> [WHAT THIS TASK INVOLVES]: Below is a listing; copy all of it exactly.
(begin)
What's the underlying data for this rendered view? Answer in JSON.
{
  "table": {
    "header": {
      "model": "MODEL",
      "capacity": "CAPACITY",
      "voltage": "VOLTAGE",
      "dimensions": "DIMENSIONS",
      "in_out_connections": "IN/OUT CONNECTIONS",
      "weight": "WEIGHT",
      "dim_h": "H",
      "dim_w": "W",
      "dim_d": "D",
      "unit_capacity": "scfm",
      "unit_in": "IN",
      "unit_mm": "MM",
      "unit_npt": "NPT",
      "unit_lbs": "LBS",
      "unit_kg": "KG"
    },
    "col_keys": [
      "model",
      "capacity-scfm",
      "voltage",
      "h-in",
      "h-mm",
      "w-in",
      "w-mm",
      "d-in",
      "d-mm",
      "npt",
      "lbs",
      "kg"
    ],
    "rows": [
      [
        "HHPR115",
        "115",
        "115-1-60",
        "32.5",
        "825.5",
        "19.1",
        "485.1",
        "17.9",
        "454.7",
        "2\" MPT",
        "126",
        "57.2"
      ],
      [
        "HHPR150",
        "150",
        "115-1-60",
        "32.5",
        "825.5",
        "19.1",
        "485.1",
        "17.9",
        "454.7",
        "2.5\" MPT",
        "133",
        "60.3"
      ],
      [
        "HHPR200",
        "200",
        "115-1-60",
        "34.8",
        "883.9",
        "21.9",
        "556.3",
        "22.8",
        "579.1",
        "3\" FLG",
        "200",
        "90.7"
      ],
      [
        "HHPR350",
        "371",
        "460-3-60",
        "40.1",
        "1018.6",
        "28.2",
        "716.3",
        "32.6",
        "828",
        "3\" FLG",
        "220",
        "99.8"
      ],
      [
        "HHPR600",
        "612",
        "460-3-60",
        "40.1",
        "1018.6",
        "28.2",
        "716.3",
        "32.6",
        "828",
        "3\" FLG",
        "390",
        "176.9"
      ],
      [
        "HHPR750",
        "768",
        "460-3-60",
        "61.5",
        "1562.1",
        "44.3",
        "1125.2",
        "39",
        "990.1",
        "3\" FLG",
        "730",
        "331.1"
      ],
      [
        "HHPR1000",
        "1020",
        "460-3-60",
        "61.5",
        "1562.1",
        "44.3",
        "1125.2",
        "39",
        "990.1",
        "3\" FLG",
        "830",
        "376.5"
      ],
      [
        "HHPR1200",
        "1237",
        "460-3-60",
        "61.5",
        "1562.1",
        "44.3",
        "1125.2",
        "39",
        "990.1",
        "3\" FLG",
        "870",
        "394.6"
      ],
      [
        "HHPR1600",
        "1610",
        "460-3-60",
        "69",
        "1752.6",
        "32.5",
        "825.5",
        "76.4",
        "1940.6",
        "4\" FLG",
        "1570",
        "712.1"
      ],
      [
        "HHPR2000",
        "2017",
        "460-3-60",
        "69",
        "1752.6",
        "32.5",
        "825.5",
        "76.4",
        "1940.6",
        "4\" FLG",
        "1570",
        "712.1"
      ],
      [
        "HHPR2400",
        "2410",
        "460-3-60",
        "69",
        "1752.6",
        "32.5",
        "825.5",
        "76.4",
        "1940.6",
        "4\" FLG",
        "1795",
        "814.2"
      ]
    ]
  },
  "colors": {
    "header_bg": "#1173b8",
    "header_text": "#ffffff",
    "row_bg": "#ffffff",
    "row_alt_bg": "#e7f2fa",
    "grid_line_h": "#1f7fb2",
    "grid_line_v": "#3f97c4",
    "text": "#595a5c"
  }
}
(end)
> [OUTPUT OF THE TASK]:
What's the underlying data for this rendered view? Answer in JSON.
{
  "table": {
    "header": {
      "model": "MODEL",
      "capacity": "CAPACITY",
      "voltage": "VOLTAGE",
      "dimensions": "DIMENSIONS",
      "in_out_connections": "IN/OUT CONNECTIONS",
      "weight": "WEIGHT",
      "dim_h": "H",
      "dim_w": "W",
      "dim_d": "D",
      "unit_capacity": "scfm",
      "unit_in": "IN",
      "unit_mm": "MM",
      "unit_npt": "NPT",
      "unit_lbs": "LBS",
      "unit_kg": "KG"
    },
    "col_keys": [
      "model",
      "capacity-scfm",
      "voltage",
      "h-in",
      "h-mm",
      "w-in",
      "w-mm",
      "d-in",
      "d-mm",
      "npt",
      "lbs",
      "kg"
    ],
    "rows": [
      [
        "HHPR115",
        "115",
        "115-1-60",
        "32.5",
        "825.5",
        "19.1",
        "485.1",
        "17.9",
        "454.7",
        "2\" MPT",
        "126",
        "57.2"
      ],
      [
        "HHPR150",
        "150",
        "115-1-60",
        "32.5",
        "825.5",
        "19.1",
        "485.1",
        "17.9",
        "454.7",
        "2.5\" MPT",
        "133",
        "60.3"
      ],
      [
        "HHPR200",
        "200",
        "115-1-60",
        "34.8",
        "883.9",
        "21.9",
        "556.3",
        "22.8",
        "579.1",
        "3\" FLG",
        "200",
        "90.7"
      ],
      [
        "HHPR350",
        "371",
        "460-3-60",
        "40.1",
        "1018.6",
        "28.2",
        "716.3",
        "32.6",
        "828",
        "3\" FLG",
        "220",
        "99.8"
      ],
      [
        "HHPR600",
        "612",
        "460-3-60",
        "40.1",
        "1018.6",
        "28.2",
        "716.3",
        "32.6",
        "828",
        "3\" FLG",
        "390",
        "176.9"
      ],
      [
        "HHPR750",
        "768",
        "460-3-60",
        "61.5",
        "1562.1",
        "44.3",
        "1125.2",
        "39",
        "990.1",
        "3\" FLG",
        "730",
        "331.1"
      ],
      [
        "HHPR1000",
        "1020",
        "460-3-60",
        "61.5",
        "1562.1",
        "44.3",
        "1125.2",
        "39",
        "990.1",
        "3\" FLG",
        "830",
        "376.5"
      ],
      [
        "HHPR1200",
        "1237",
        "460-3-60",
        "61.5",
        "1562.1",
        "44.3",
        "1125.2",
        "39",
        "990.1",
        "3\" FLG",
        "870",
        "394.6"
      ],
      [
        "HHPR1600",
        "1610",
        "460-3-60",
        "69",
        "1752.6",
        "32.5",
        "825.5",
        "76.4",
        "1940.6",
        "4\" FLG",
        "1570",
        "712.1"
      ],
      [
        "HHPR2000",
        "2017",
        "460-3-60",
        "69",
        "1752.6",
        "32.5",
        "825.5",
        "76.4",
        "1940.6",
        "4\" FLG",
        "1570",
        "712.1"
      ],
      [
        "HHPR2400",
        "2410",
        "460-3-60",
        "69",
        "1752.6",
        "32.5",
        "825.5",
        "76.4",
        "1940.6",
        "4\" FLG",
        "1795",
        "814.2"
      ]
    ]
  },
  "colors": {
    "header_bg": "#1173b8",
    "header_text": "#ffffff",
    "row_bg": "#ffffff",
    "row_alt_bg": "#e7f2fa",
    "grid_line_h": "#1f7fb2",
    "grid_line_v": "#3f97c4",
    "text": "#595a5c"
  }
}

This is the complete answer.